GIVEN EXERCISE.
Pull out every line below containing the word "其他教育支出".

LISTED ENTRIES.
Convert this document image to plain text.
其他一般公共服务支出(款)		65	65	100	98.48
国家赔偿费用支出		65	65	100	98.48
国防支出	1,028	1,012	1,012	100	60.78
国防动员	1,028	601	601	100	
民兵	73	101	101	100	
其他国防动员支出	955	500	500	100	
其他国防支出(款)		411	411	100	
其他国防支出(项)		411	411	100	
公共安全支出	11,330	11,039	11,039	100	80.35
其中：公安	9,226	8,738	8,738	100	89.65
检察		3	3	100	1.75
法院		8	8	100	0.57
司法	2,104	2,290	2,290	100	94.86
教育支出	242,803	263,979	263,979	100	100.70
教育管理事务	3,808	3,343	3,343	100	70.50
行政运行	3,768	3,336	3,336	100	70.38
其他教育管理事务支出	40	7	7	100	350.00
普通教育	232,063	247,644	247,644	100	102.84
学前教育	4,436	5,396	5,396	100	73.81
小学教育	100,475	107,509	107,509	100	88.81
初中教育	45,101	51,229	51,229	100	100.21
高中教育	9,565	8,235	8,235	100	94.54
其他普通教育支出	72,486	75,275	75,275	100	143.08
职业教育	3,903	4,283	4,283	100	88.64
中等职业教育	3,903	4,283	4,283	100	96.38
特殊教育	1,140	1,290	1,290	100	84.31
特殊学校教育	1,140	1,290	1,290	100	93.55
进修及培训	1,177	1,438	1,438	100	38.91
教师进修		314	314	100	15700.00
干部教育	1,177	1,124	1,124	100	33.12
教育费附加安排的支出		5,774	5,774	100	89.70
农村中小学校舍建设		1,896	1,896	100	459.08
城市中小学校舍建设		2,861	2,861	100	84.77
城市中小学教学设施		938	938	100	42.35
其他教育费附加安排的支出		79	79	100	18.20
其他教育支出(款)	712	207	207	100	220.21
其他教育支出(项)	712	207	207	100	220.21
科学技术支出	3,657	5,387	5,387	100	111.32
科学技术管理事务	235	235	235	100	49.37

REPLY TO THE TASK.
其他教育支出(款)	712	207	207	100	220.21
其他教育支出(项)	712	207	207	100	220.21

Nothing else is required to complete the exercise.